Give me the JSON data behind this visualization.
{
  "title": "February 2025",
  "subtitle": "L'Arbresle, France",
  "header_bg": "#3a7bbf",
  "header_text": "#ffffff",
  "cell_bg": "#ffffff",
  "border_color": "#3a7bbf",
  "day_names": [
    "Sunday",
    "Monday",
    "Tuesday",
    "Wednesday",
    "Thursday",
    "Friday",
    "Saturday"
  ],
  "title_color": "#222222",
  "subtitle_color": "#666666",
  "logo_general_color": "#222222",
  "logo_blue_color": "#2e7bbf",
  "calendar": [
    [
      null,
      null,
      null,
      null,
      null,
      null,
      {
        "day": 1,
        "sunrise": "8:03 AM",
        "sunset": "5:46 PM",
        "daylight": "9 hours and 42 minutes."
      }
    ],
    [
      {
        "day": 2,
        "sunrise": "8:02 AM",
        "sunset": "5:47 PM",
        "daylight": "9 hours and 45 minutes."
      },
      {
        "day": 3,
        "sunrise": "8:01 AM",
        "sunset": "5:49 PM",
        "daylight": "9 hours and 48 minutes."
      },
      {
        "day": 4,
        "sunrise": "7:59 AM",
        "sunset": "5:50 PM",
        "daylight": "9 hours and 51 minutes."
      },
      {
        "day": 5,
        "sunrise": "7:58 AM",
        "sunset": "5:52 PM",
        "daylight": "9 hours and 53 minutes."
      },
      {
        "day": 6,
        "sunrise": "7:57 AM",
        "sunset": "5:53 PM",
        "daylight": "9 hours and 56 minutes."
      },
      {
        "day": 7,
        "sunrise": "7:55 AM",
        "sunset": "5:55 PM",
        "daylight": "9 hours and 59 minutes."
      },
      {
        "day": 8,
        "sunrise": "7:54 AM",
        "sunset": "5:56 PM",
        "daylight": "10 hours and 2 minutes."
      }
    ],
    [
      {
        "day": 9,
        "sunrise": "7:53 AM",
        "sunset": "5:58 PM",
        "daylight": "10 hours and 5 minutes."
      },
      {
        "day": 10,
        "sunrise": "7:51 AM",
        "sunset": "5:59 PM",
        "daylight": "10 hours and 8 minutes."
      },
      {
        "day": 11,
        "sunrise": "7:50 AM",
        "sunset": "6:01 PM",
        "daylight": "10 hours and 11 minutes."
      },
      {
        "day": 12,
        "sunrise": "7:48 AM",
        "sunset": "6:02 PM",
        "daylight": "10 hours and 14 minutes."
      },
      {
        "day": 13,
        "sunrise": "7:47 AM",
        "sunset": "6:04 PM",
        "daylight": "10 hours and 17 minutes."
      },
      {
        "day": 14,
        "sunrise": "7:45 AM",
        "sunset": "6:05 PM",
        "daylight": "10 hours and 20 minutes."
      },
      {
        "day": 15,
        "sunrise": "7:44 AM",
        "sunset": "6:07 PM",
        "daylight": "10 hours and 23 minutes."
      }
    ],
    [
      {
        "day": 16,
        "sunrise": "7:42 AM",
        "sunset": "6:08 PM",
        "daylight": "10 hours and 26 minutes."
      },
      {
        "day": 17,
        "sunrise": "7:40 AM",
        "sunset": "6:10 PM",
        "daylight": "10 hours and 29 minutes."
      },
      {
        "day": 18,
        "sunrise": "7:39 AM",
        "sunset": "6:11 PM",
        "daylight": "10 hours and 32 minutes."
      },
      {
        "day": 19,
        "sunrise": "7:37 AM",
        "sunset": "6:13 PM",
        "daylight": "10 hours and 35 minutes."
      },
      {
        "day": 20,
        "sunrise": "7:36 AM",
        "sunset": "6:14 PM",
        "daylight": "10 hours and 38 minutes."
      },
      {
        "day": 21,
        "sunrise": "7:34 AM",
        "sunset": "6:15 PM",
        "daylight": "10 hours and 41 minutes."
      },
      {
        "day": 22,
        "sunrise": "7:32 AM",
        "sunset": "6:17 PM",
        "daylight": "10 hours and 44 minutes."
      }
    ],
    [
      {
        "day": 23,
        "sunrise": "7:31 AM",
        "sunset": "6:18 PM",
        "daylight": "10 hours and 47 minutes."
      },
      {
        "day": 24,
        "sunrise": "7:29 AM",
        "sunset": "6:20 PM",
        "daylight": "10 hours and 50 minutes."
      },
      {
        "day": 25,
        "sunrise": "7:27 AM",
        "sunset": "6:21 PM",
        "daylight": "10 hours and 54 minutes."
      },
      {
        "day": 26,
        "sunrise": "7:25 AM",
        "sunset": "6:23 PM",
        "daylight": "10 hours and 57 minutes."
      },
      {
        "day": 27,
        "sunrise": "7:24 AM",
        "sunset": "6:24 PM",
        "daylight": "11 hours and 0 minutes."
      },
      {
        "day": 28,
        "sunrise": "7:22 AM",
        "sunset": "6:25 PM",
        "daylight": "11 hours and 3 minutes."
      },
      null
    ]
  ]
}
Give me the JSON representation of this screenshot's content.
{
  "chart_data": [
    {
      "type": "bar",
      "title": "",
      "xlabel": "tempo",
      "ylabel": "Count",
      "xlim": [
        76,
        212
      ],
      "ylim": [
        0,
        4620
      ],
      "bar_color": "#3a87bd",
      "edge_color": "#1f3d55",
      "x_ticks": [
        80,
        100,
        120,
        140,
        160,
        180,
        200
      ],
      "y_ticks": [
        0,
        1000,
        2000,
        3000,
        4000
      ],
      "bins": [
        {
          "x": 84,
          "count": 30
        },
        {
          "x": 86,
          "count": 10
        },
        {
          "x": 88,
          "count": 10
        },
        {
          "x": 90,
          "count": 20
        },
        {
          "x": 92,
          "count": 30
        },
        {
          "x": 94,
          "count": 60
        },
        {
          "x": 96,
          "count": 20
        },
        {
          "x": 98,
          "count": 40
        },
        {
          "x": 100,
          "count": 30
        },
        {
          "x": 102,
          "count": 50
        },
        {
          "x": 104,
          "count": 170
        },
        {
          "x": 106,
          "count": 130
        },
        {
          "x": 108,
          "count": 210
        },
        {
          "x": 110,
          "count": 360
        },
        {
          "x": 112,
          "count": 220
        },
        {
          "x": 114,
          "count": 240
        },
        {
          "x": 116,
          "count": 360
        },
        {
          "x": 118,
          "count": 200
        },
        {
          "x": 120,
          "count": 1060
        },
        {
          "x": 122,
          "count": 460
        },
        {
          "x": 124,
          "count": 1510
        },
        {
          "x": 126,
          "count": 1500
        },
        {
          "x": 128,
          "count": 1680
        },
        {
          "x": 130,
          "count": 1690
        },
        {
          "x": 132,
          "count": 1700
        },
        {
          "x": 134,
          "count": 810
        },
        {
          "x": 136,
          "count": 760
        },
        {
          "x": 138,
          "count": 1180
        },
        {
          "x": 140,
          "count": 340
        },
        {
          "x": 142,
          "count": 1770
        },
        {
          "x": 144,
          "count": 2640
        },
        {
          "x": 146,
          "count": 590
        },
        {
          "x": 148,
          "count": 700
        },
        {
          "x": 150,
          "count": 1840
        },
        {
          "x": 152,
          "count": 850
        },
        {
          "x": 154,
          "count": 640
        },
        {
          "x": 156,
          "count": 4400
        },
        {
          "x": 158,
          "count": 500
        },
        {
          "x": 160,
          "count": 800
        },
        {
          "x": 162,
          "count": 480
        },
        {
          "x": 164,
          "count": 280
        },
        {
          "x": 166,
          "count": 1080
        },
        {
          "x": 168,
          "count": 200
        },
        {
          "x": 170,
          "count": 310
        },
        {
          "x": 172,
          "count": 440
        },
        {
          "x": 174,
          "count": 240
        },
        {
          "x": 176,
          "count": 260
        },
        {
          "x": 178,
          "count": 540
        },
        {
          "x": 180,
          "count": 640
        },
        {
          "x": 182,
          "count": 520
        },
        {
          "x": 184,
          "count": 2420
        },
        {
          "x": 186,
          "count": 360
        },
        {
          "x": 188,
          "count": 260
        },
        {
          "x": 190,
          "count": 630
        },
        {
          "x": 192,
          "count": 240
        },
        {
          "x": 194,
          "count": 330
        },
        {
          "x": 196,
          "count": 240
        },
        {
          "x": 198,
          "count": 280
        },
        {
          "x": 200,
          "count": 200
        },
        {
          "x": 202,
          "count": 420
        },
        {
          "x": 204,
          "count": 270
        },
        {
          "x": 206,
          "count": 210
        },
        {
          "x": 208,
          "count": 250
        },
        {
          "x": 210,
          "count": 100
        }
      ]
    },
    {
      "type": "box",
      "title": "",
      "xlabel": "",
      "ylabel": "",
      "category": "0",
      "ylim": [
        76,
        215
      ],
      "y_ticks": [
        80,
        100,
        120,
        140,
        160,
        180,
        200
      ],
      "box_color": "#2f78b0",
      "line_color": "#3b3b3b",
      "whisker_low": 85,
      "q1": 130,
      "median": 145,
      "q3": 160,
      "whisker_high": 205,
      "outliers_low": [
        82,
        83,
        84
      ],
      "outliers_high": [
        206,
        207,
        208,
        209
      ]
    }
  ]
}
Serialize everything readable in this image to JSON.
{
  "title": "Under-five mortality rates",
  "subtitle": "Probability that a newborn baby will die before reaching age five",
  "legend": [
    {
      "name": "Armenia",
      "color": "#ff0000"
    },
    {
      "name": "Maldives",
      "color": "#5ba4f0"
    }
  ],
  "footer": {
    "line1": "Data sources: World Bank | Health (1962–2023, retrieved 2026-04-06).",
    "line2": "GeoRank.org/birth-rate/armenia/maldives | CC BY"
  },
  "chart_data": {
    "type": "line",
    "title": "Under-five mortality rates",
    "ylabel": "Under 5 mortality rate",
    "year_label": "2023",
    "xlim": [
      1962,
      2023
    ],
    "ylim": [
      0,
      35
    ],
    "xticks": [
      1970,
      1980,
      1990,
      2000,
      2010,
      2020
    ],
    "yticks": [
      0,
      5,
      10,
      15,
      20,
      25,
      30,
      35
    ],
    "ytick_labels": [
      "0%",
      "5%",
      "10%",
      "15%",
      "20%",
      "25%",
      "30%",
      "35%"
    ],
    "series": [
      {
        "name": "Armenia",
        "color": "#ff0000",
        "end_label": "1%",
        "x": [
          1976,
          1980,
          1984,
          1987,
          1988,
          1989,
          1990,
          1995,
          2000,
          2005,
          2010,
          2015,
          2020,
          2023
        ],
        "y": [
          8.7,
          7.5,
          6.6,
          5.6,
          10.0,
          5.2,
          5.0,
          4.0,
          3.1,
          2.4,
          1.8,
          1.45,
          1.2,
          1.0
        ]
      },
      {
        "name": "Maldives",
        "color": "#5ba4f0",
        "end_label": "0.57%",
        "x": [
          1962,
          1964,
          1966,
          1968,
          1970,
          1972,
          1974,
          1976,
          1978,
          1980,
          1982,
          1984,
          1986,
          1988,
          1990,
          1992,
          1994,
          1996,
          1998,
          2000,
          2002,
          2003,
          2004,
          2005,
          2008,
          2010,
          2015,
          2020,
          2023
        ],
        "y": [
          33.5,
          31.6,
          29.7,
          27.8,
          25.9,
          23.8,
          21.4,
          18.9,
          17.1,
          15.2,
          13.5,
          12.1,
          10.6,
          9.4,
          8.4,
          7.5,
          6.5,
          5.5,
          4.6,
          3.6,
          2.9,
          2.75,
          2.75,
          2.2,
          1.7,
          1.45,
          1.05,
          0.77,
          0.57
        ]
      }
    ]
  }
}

**What this task involves**
Gather all lines from the listing above in which "five" occurs.

**Output of the task**
  "title": "Under-five mortality rates",
  "subtitle": "Probability that a newborn baby will die before reaching age five",
    "title": "Under-five mortality rates",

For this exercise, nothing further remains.